┌─ MATERIAL FOR THE TASK

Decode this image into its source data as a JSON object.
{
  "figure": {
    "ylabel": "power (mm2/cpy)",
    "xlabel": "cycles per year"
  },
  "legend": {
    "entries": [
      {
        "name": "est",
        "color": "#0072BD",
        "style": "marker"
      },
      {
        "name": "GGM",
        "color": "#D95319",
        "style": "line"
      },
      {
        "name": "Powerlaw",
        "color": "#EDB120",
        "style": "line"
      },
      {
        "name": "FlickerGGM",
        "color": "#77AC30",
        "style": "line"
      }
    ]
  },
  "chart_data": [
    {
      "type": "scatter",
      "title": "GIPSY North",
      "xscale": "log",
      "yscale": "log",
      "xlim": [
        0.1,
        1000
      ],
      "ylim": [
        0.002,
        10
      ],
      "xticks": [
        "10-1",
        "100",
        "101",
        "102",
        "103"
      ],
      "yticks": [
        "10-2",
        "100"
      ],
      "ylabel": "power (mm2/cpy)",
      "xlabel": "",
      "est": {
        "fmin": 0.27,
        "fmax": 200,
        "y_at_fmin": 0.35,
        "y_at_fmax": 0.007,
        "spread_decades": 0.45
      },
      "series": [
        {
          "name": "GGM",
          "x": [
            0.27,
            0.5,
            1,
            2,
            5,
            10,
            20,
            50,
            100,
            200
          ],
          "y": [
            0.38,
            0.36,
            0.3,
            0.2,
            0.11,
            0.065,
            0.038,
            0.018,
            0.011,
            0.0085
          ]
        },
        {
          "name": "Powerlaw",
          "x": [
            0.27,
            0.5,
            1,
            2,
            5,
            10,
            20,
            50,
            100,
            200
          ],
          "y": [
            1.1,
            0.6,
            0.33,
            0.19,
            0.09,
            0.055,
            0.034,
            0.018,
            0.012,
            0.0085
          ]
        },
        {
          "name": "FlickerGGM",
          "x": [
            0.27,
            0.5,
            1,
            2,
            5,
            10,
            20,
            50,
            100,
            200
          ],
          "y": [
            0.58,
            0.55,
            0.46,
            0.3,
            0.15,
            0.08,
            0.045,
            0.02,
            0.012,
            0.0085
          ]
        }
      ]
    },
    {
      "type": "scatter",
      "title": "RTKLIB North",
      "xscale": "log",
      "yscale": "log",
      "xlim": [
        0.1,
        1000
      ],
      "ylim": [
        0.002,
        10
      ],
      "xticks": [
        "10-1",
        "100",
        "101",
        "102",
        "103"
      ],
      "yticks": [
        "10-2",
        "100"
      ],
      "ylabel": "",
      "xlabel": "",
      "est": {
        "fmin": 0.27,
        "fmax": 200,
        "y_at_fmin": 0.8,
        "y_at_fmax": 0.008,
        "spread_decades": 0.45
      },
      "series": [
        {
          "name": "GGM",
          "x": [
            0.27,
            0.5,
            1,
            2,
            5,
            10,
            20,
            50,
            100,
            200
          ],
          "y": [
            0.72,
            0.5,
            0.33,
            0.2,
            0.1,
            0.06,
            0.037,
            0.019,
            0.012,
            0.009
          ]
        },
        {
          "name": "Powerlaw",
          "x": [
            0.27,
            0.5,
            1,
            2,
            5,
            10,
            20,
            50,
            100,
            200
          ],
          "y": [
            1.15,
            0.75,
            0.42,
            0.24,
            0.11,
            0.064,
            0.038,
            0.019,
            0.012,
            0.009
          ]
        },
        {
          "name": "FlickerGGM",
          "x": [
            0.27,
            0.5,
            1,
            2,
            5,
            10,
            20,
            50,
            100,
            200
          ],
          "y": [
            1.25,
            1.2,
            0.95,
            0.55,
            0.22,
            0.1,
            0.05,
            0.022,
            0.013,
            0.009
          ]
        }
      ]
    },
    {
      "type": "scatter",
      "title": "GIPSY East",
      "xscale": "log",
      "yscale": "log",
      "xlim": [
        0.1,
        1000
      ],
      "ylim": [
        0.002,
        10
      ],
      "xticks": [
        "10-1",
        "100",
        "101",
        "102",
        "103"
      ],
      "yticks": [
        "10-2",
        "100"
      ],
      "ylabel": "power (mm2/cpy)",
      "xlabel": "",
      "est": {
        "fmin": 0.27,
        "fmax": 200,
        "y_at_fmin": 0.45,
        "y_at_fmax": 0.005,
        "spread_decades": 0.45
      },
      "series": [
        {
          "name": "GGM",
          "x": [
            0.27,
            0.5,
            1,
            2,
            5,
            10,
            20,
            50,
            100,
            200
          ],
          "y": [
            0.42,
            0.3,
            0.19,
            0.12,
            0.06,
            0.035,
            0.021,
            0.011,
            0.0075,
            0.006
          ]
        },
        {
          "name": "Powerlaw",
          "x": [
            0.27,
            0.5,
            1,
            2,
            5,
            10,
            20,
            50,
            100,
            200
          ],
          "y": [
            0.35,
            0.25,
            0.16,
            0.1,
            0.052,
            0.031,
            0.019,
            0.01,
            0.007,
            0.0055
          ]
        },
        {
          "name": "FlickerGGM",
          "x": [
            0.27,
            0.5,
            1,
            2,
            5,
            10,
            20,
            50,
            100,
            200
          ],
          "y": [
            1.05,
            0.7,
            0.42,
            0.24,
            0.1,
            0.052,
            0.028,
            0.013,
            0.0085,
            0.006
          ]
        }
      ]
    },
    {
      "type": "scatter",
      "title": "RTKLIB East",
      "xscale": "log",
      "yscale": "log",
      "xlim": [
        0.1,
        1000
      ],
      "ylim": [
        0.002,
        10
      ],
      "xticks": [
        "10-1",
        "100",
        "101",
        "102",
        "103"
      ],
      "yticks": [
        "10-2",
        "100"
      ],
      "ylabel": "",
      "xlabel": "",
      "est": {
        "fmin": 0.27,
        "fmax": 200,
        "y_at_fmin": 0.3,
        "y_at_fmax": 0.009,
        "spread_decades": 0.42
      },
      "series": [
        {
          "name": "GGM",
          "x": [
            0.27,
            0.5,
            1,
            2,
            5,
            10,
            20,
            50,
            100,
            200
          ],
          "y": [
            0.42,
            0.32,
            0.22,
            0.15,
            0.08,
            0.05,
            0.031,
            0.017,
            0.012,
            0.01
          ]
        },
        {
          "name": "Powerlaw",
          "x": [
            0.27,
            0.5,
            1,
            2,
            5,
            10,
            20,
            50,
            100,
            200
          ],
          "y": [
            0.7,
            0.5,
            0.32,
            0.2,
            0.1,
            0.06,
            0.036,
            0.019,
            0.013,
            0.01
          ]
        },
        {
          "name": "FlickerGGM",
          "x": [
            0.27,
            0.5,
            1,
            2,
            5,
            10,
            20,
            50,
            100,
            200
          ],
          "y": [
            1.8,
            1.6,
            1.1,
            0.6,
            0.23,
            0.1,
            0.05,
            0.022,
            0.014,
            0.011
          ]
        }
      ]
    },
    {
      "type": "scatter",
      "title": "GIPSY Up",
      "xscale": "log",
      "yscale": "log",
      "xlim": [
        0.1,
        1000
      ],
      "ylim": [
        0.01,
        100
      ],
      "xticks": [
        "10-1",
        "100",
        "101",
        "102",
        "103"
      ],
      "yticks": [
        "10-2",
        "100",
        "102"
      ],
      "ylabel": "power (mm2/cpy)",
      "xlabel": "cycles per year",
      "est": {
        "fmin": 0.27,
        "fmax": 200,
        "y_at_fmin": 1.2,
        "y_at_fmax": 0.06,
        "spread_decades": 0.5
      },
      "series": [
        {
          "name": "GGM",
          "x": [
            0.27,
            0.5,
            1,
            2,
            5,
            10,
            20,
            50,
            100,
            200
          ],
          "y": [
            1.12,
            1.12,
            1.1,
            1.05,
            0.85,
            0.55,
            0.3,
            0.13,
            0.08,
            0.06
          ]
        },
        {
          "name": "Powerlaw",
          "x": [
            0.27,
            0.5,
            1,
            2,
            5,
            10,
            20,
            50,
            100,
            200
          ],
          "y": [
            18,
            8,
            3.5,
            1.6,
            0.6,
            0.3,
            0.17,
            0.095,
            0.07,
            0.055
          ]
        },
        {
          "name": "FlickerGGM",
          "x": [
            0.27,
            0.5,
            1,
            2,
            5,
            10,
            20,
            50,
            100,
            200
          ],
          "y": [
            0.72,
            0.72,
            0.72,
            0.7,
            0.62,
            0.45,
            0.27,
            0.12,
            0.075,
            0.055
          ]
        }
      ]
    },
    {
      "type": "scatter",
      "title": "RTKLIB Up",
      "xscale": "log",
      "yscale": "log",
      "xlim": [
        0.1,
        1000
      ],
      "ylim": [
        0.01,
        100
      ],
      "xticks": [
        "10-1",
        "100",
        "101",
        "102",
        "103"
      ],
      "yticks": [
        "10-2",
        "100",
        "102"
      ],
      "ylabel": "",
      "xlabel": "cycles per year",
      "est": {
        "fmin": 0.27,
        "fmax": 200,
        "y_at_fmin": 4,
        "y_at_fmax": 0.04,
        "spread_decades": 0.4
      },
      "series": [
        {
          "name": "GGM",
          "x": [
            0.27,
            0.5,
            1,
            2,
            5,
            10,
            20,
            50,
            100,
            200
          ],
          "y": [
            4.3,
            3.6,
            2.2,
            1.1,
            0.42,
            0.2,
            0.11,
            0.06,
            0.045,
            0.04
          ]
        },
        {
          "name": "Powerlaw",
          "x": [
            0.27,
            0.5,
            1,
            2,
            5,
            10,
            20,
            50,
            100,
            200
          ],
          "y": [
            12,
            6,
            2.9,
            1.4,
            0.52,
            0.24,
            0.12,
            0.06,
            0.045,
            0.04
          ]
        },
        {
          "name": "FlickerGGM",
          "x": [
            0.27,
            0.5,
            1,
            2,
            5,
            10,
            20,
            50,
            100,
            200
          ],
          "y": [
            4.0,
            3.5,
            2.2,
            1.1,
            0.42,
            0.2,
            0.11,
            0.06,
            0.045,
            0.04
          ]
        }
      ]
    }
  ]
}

└─

Scan the lines for the string "color". Pick out every line that has it.

EXERCISE OUTPUT
        "color": "#0072BD",
        "color": "#D95319",
        "color": "#EDB120",
        "color": "#77AC30",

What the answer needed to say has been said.